## start

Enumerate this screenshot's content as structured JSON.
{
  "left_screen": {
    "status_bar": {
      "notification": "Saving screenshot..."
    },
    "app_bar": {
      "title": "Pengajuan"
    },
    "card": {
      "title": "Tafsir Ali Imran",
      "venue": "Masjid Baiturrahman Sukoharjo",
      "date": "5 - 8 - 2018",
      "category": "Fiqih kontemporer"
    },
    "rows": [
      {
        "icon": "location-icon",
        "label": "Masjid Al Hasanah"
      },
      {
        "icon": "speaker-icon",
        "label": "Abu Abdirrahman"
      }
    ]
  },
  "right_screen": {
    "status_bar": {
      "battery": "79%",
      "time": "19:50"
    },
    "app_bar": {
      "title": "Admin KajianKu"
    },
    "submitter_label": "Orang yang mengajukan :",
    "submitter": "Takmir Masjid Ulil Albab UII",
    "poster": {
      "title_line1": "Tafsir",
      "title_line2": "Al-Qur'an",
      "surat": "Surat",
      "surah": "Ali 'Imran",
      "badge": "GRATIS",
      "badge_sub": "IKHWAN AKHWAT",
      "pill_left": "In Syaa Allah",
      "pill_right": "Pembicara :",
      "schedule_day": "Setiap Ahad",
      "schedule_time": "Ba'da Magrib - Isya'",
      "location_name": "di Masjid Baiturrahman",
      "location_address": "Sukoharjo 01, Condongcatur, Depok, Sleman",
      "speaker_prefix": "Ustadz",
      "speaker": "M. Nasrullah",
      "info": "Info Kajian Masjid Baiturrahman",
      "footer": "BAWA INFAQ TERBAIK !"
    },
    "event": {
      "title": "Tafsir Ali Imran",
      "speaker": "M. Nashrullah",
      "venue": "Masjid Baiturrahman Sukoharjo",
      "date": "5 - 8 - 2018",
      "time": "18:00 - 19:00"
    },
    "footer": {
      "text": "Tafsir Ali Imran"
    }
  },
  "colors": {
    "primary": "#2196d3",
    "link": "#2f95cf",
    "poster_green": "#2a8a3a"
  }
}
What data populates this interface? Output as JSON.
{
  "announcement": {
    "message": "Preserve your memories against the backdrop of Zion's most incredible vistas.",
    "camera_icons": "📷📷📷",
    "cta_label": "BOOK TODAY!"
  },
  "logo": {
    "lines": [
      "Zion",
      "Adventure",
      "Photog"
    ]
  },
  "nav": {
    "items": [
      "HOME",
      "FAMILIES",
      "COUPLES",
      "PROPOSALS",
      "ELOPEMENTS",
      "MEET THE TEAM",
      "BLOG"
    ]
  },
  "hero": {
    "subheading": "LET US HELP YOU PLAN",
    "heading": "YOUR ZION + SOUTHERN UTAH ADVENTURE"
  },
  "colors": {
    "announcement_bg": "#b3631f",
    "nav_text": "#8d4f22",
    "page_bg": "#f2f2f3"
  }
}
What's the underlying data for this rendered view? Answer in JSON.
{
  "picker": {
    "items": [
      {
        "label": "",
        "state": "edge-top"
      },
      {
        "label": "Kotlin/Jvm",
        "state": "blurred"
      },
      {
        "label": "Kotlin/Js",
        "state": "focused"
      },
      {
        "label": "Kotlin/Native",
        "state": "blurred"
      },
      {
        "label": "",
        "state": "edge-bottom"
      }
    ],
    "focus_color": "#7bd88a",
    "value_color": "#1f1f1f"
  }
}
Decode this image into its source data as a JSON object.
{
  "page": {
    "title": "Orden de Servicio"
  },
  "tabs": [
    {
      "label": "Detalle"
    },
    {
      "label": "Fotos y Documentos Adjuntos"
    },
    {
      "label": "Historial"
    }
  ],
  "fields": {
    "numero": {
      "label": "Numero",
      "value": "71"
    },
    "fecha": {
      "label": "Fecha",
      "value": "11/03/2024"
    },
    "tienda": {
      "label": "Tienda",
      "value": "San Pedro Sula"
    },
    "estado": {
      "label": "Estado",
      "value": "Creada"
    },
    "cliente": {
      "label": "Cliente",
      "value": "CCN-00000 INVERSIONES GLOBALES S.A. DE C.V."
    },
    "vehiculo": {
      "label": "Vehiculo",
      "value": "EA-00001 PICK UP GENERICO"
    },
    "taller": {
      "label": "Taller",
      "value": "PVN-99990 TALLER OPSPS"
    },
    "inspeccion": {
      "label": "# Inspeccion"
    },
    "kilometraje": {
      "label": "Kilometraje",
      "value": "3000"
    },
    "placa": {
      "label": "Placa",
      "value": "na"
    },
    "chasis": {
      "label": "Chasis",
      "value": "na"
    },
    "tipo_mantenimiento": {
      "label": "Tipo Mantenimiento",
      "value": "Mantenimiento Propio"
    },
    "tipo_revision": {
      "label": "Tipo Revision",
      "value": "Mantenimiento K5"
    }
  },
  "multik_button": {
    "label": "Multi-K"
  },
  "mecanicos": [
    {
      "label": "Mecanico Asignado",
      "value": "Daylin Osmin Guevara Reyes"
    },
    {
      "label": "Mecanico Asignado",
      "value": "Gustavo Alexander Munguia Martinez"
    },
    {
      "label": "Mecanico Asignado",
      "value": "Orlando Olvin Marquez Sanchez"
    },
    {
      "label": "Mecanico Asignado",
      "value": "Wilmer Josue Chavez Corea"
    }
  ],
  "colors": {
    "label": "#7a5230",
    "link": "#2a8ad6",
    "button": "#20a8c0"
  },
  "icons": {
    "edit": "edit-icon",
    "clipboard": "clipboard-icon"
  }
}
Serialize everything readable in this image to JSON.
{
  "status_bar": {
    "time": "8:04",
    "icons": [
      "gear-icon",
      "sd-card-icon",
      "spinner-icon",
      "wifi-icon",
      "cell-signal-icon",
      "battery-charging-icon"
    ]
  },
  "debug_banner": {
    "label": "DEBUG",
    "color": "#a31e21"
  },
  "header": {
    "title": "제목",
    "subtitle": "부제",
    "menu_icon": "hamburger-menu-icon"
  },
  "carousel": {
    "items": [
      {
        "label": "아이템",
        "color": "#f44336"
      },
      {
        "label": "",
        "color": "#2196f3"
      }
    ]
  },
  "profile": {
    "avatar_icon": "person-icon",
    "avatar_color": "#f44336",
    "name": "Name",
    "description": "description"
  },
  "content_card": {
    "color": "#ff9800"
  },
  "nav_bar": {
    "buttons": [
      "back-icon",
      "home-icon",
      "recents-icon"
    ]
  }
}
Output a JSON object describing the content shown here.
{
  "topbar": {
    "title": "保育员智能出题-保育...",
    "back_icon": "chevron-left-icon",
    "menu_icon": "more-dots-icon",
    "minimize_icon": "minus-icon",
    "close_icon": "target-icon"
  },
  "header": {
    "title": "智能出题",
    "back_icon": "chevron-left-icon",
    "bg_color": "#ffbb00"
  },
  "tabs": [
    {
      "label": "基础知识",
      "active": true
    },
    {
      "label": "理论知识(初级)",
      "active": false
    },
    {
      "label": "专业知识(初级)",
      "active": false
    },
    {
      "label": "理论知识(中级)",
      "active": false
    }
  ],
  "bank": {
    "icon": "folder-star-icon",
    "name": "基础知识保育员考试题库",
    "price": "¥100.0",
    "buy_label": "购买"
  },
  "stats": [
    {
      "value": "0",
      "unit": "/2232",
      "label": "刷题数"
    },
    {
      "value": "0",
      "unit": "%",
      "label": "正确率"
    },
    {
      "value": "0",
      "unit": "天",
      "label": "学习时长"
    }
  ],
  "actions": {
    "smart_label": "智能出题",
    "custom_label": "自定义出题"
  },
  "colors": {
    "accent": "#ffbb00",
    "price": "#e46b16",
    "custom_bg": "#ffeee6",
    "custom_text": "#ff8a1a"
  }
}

## end

Retype the data exactly as given.

Enumerate this screenshot's content as structured JSON.
{
  "left_screen": {
    "status_bar": {
      "notification": "Saving screenshot..."
    },
    "app_bar": {
      "title": "Pengajuan"
    },
    "card": {
      "title": "Tafsir Ali Imran",
      "venue": "Masjid Baiturrahman Sukoharjo",
      "date": "5 - 8 - 2018",
      "category": "Fiqih kontemporer"
    },
    "rows": [
      {
        "icon": "location-icon",
        "label": "Masjid Al Hasanah"
      },
      {
        "icon": "speaker-icon",
        "label": "Abu Abdirrahman"
      }
    ]
  },
  "right_screen": {
    "status_bar": {
      "battery": "79%",
      "time": "19:50"
    },
    "app_bar": {
      "title": "Admin KajianKu"
    },
    "submitter_label": "Orang yang mengajukan :",
    "submitter": "Takmir Masjid Ulil Albab UII",
    "poster": {
      "title_line1": "Tafsir",
      "title_line2": "Al-Qur'an",
      "surat": "Surat",
      "surah": "Ali 'Imran",
      "badge": "GRATIS",
      "badge_sub": "IKHWAN AKHWAT",
      "pill_left": "In Syaa Allah",
      "pill_right": "Pembicara :",
      "schedule_day": "Setiap Ahad",
      "schedule_time": "Ba'da Magrib - Isya'",
      "location_name": "di Masjid Baiturrahman",
      "location_address": "Sukoharjo 01, Condongcatur, Depok, Sleman",
      "speaker_prefix": "Ustadz",
      "speaker": "M. Nasrullah",
      "info": "Info Kajian Masjid Baiturrahman",
      "footer": "BAWA INFAQ TERBAIK !"
    },
    "event": {
      "title": "Tafsir Ali Imran",
      "speaker": "M. Nashrullah",
      "venue": "Masjid Baiturrahman Sukoharjo",
      "date": "5 - 8 - 2018",
      "time": "18:00 - 19:00"
    },
    "footer": {
      "text": "Tafsir Ali Imran"
    }
  },
  "colors": {
    "primary": "#2196d3",
    "link": "#2f95cf",
    "poster_green": "#2a8a3a"
  }
}
What data populates this interface? Output as JSON.
{
  "announcement": {
    "message": "Preserve your memories against the backdrop of Zion's most incredible vistas.",
    "camera_icons": "📷📷📷",
    "cta_label": "BOOK TODAY!"
  },
  "logo": {
    "lines": [
      "Zion",
      "Adventure",
      "Photog"
    ]
  },
  "nav": {
    "items": [
      "HOME",
      "FAMILIES",
      "COUPLES",
      "PROPOSALS",
      "ELOPEMENTS",
      "MEET THE TEAM",
      "BLOG"
    ]
  },
  "hero": {
    "subheading": "LET US HELP YOU PLAN",
    "heading": "YOUR ZION + SOUTHERN UTAH ADVENTURE"
  },
  "colors": {
    "announcement_bg": "#b3631f",
    "nav_text": "#8d4f22",
    "page_bg": "#f2f2f3"
  }
}
What's the underlying data for this rendered view? Answer in JSON.
{
  "picker": {
    "items": [
      {
        "label": "",
        "state": "edge-top"
      },
      {
        "label": "Kotlin/Jvm",
        "state": "blurred"
      },
      {
        "label": "Kotlin/Js",
        "state": "focused"
      },
      {
        "label": "Kotlin/Native",
        "state": "blurred"
      },
      {
        "label": "",
        "state": "edge-bottom"
      }
    ],
    "focus_color": "#7bd88a",
    "value_color": "#1f1f1f"
  }
}
Decode this image into its source data as a JSON object.
{
  "page": {
    "title": "Orden de Servicio"
  },
  "tabs": [
    {
      "label": "Detalle"
    },
    {
      "label": "Fotos y Documentos Adjuntos"
    },
    {
      "label": "Historial"
    }
  ],
  "fields": {
    "numero": {
      "label": "Numero",
      "value": "71"
    },
    "fecha": {
      "label": "Fecha",
      "value": "11/03/2024"
    },
    "tienda": {
      "label": "Tienda",
      "value": "San Pedro Sula"
    },
    "estado": {
      "label": "Estado",
      "value": "Creada"
    },
    "cliente": {
      "label": "Cliente",
      "value": "CCN-00000 INVERSIONES GLOBALES S.A. DE C.V."
    },
    "vehiculo": {
      "label": "Vehiculo",
      "value": "EA-00001 PICK UP GENERICO"
    },
    "taller": {
      "label": "Taller",
      "value": "PVN-99990 TALLER OPSPS"
    },
    "inspeccion": {
      "label": "# Inspeccion"
    },
    "kilometraje": {
      "label": "Kilometraje",
      "value": "3000"
    },
    "placa": {
      "label": "Placa",
      "value": "na"
    },
    "chasis": {
      "label": "Chasis",
      "value": "na"
    },
    "tipo_mantenimiento": {
      "label": "Tipo Mantenimiento",
      "value": "Mantenimiento Propio"
    },
    "tipo_revision": {
      "label": "Tipo Revision",
      "value": "Mantenimiento K5"
    }
  },
  "multik_button": {
    "label": "Multi-K"
  },
  "mecanicos": [
    {
      "label": "Mecanico Asignado",
      "value": "Daylin Osmin Guevara Reyes"
    },
    {
      "label": "Mecanico Asignado",
      "value": "Gustavo Alexander Munguia Martinez"
    },
    {
      "label": "Mecanico Asignado",
      "value": "Orlando Olvin Marquez Sanchez"
    },
    {
      "label": "Mecanico Asignado",
      "value": "Wilmer Josue Chavez Corea"
    }
  ],
  "colors": {
    "label": "#7a5230",
    "link": "#2a8ad6",
    "button": "#20a8c0"
  },
  "icons": {
    "edit": "edit-icon",
    "clipboard": "clipboard-icon"
  }
}
Serialize everything readable in this image to JSON.
{
  "status_bar": {
    "time": "8:04",
    "icons": [
      "gear-icon",
      "sd-card-icon",
      "spinner-icon",
      "wifi-icon",
      "cell-signal-icon",
      "battery-charging-icon"
    ]
  },
  "debug_banner": {
    "label": "DEBUG",
    "color": "#a31e21"
  },
  "header": {
    "title": "제목",
    "subtitle": "부제",
    "menu_icon": "hamburger-menu-icon"
  },
  "carousel": {
    "items": [
      {
        "label": "아이템",
        "color": "#f44336"
      },
      {
        "label": "",
        "color": "#2196f3"
      }
    ]
  },
  "profile": {
    "avatar_icon": "person-icon",
    "avatar_color": "#f44336",
    "name": "Name",
    "description": "description"
  },
  "content_card": {
    "color": "#ff9800"
  },
  "nav_bar": {
    "buttons": [
      "back-icon",
      "home-icon",
      "recents-icon"
    ]
  }
}
Output a JSON object describing the content shown here.
{
  "topbar": {
    "title": "保育员智能出题-保育...",
    "back_icon": "chevron-left-icon",
    "menu_icon": "more-dots-icon",
    "minimize_icon": "minus-icon",
    "close_icon": "target-icon"
  },
  "header": {
    "title": "智能出题",
    "back_icon": "chevron-left-icon",
    "bg_color": "#ffbb00"
  },
  "tabs": [
    {
      "label": "基础知识",
      "active": true
    },
    {
      "label": "理论知识(初级)",
      "active": false
    },
    {
      "label": "专业知识(初级)",
      "active": false
    },
    {
      "label": "理论知识(中级)",
      "active": false
    }
  ],
  "bank": {
    "icon": "folder-star-icon",
    "name": "基础知识保育员考试题库",
    "price": "¥100.0",
    "buy_label": "购买"
  },
  "stats": [
    {
      "value": "0",
      "unit": "/2232",
      "label": "刷题数"
    },
    {
      "value": "0",
      "unit": "%",
      "label": "正确率"
    },
    {
      "value": "0",
      "unit": "天",
      "label": "学习时长"
    }
  ],
  "actions": {
    "smart_label": "智能出题",
    "custom_label": "自定义出题"
  },
  "colors": {
    "accent": "#ffbb00",
    "price": "#e46b16",
    "custom_bg": "#ffeee6",
    "custom_text": "#ff8a1a"
  }
}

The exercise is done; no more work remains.